===== Data supplied

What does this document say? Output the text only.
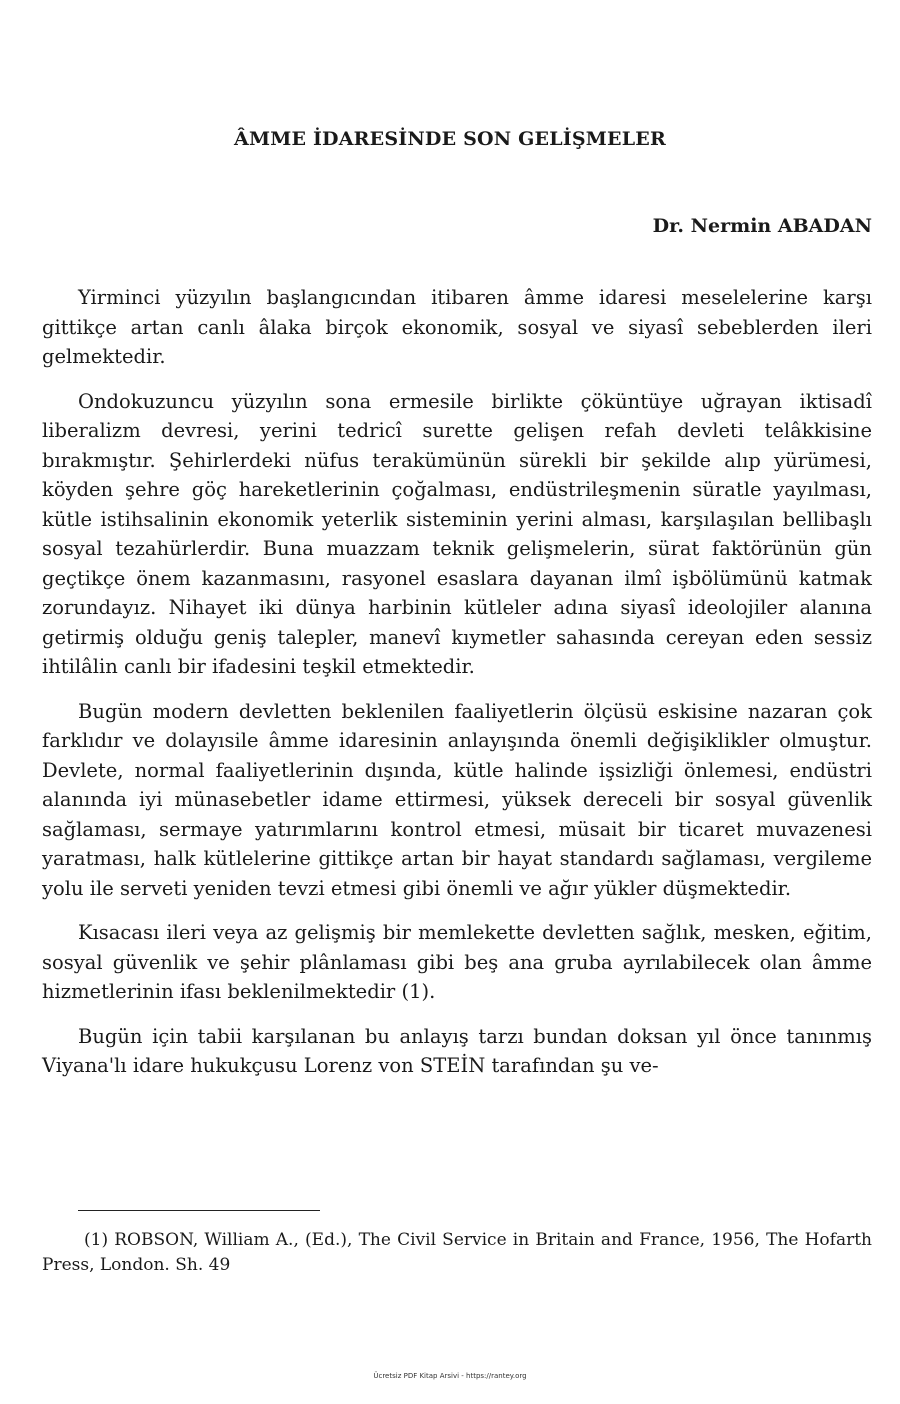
ÂMME İDARESİNDE SON GELİŞMELER
Dr. Nermin ABADAN

Yirminci yüzyılın başlangıcından itibaren âmme idaresi meselelerine karşı gittikçe artan canlı âlaka birçok ekonomik, sosyal ve siyasî sebeblerden ileri gelmektedir.

Ondokuzuncu yüzyılın sona ermesile birlikte çöküntüye uğrayan iktisadî liberalizm devresi, yerini tedricî surette gelişen refah devleti telâkkisine bırakmıştır. Şehirlerdeki nüfus terakümünün sürekli bir şekilde alıp yürümesi, köyden şehre göç hareketlerinin çoğalması, endüstrileşmenin süratle yayılması, kütle istihsalinin ekonomik yeterlik sisteminin yerini alması, karşılaşılan bellibaşlı sosyal tezahürlerdir. Buna muazzam teknik gelişmelerin, sürat faktörünün gün geçtikçe önem kazanmasını, rasyonel esaslara dayanan ilmî işbölümünü katmak zorundayız. Nihayet iki dünya harbinin kütleler adına siyasî ideolojiler alanına getirmiş olduğu geniş talepler, manevî kıymetler sahasında cereyan eden sessiz ihtilâlin canlı bir ifadesini teşkil etmektedir.

Bugün modern devletten beklenilen faaliyetlerin ölçüsü eskisine nazaran çok farklıdır ve dolayısile âmme idaresinin anlayışında önemli değişiklikler olmuştur. Devlete, normal faaliyetlerinin dışında, kütle halinde işsizliği önlemesi, endüstri alanında iyi münasebetler idame ettirmesi, yüksek dereceli bir sosyal güvenlik sağlaması, sermaye yatırımlarını kontrol etmesi, müsait bir ticaret muvazenesi yaratması, halk kütlelerine gittikçe artan bir hayat standardı sağlaması, vergileme yolu ile serveti yeniden tevzi etmesi gibi önemli ve ağır yükler düşmektedir.

Kısacası ileri veya az gelişmiş bir memlekette devletten sağlık, mesken, eğitim, sosyal güvenlik ve şehir plânlaması gibi beş ana gruba ayrılabilecek olan âmme hizmetlerinin ifası beklenilmektedir (1).

Bugün için tabii karşılanan bu anlayış tarzı bundan doksan yıl önce tanınmış Viyana'lı idare hukukçusu Lorenz von STEİN tarafından şu ve-

(1) ROBSON, William A., (Ed.), The Civil Service in Britain and France, 1956, The Hofarth Press, London. Sh. 49
Ücretsiz PDF Kitap Arsivi - https://rantey.org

==========

**What you are asked to do:** Find each line holding the string "ileri" and copy it out.

**Result for this task:**
Yirminci yüzyılın başlangıcından itibaren âmme idaresi meselelerine karşı gittikçe artan canlı âlaka birçok ekonomik, sosyal ve siyasî sebeblerden ileri gelmektedir.
Kısacası ileri veya az gelişmiş bir memlekette devletten sağlık, mesken, eğitim, sosyal güvenlik ve şehir plânlaması gibi beş ana gruba ayrılabilecek olan âmme hizmetlerinin ifası beklenilmektedir (1).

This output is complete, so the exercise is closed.